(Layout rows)
>> Begin
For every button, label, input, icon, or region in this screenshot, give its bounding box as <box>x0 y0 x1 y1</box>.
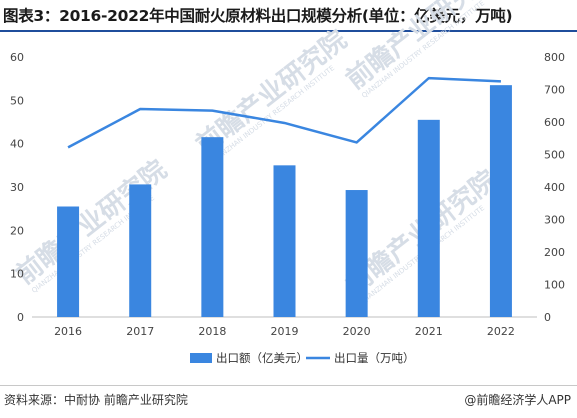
right-y-axis: 0 100 200 300 400 500 600 700 800 <box>544 51 565 324</box>
left-y-tick-label: 30 <box>10 181 24 194</box>
right-y-tick-label: 400 <box>544 181 565 194</box>
brand-mark: @前瞻经济学人APP <box>464 393 571 407</box>
bar-series <box>57 85 512 318</box>
x-tick-label: 2019 <box>271 325 299 338</box>
title-rule <box>0 30 577 32</box>
right-y-tick-label: 500 <box>544 149 565 162</box>
left-y-tick-label: 60 <box>10 51 24 64</box>
chart-title: 图表3：2016-2022年中国耐火原材料出口规模分析(单位：亿美元，万吨) <box>3 7 513 25</box>
bar <box>201 137 224 317</box>
right-y-tick-label: 0 <box>544 311 551 324</box>
left-y-tick-label: 0 <box>17 311 24 324</box>
bar <box>489 85 512 318</box>
footer-rule <box>0 385 577 386</box>
left-y-axis: 0 10 20 30 40 50 60 <box>10 51 24 324</box>
legend-bar-label: 出口额（亿美元） <box>216 351 308 365</box>
left-y-tick-label: 20 <box>10 224 24 237</box>
legend-line-label: 出口量（万吨） <box>334 351 415 365</box>
x-tick-label: 2022 <box>487 325 515 338</box>
left-y-tick-label: 40 <box>10 138 24 151</box>
x-tick-label: 2018 <box>198 325 226 338</box>
bar <box>273 165 296 317</box>
bar <box>129 184 152 317</box>
x-tick-label: 2020 <box>343 325 371 338</box>
watermark: 前瞻产业研究院 QIANZHAN INDUSTRY RESEARCH INSTI… <box>340 0 503 100</box>
right-y-tick-label: 600 <box>544 116 565 129</box>
x-tick-label: 2016 <box>54 325 82 338</box>
legend-bar-swatch <box>190 353 212 363</box>
right-y-tick-label: 800 <box>544 51 565 64</box>
source-note: 资料来源：中耐协 前瞻产业研究院 <box>4 393 188 407</box>
left-y-tick-label: 50 <box>10 94 24 107</box>
bar <box>57 206 80 317</box>
legend: 出口额（亿美元） 出口量（万吨） <box>190 351 415 365</box>
combo-chart: 前瞻产业研究院 QIANZHAN INDUSTRY RESEARCH INSTI… <box>10 0 565 365</box>
right-y-tick-label: 100 <box>544 279 565 292</box>
bar <box>345 190 368 317</box>
line-series <box>67 76 501 149</box>
x-tick-label: 2021 <box>415 325 443 338</box>
bar <box>417 119 440 317</box>
x-axis-labels: 2016 2017 2018 2019 2020 2021 2022 <box>54 325 515 338</box>
right-y-tick-label: 200 <box>544 246 565 259</box>
right-y-tick-label: 300 <box>544 214 565 227</box>
watermark: 前瞻产业研究院 QIANZHAN INDUSTRY RESEARCH INSTI… <box>10 154 173 295</box>
x-tick-label: 2017 <box>126 325 154 338</box>
left-y-tick-label: 10 <box>10 268 24 281</box>
right-y-tick-label: 700 <box>544 84 565 97</box>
>> End
* Description of the task: Rewrite only the rows between the line holding "right-y-axis: 0 100" and the line holding "source-note: 资料来源：中耐协 前瞻产业研究院", inclusive, changing every "x-tick-label" to "x-axis-tick" and leaving everything else as it is.

* Finished exercise:
right-y-axis: 0 100 200 300 400 500 600 700 800 <box>544 51 565 324</box>
left-y-tick-label: 30 <box>10 181 24 194</box>
right-y-tick-label: 400 <box>544 181 565 194</box>
brand-mark: @前瞻经济学人APP <box>464 393 571 407</box>
bar-series <box>57 85 512 318</box>
x-axis-tick: 2019 <box>271 325 299 338</box>
title-rule <box>0 30 577 32</box>
right-y-tick-label: 500 <box>544 149 565 162</box>
left-y-tick-label: 60 <box>10 51 24 64</box>
chart-title: 图表3：2016-2022年中国耐火原材料出口规模分析(单位：亿美元，万吨) <box>3 7 513 25</box>
bar <box>201 137 224 317</box>
right-y-tick-label: 0 <box>544 311 551 324</box>
left-y-tick-label: 0 <box>17 311 24 324</box>
bar <box>489 85 512 318</box>
footer-rule <box>0 385 577 386</box>
left-y-axis: 0 10 20 30 40 50 60 <box>10 51 24 324</box>
legend-bar-label: 出口额（亿美元） <box>216 351 308 365</box>
left-y-tick-label: 20 <box>10 224 24 237</box>
legend-line-label: 出口量（万吨） <box>334 351 415 365</box>
x-axis-tick: 2022 <box>487 325 515 338</box>
left-y-tick-label: 40 <box>10 138 24 151</box>
x-axis-tick: 2018 <box>198 325 226 338</box>
bar <box>273 165 296 317</box>
bar <box>129 184 152 317</box>
x-axis-tick: 2020 <box>343 325 371 338</box>
watermark: 前瞻产业研究院 QIANZHAN INDUSTRY RESEARCH INSTI… <box>340 0 503 100</box>
right-y-tick-label: 600 <box>544 116 565 129</box>
x-axis-tick: 2016 <box>54 325 82 338</box>
legend-bar-swatch <box>190 353 212 363</box>
right-y-tick-label: 800 <box>544 51 565 64</box>
source-note: 资料来源：中耐协 前瞻产业研究院 <box>4 393 188 407</box>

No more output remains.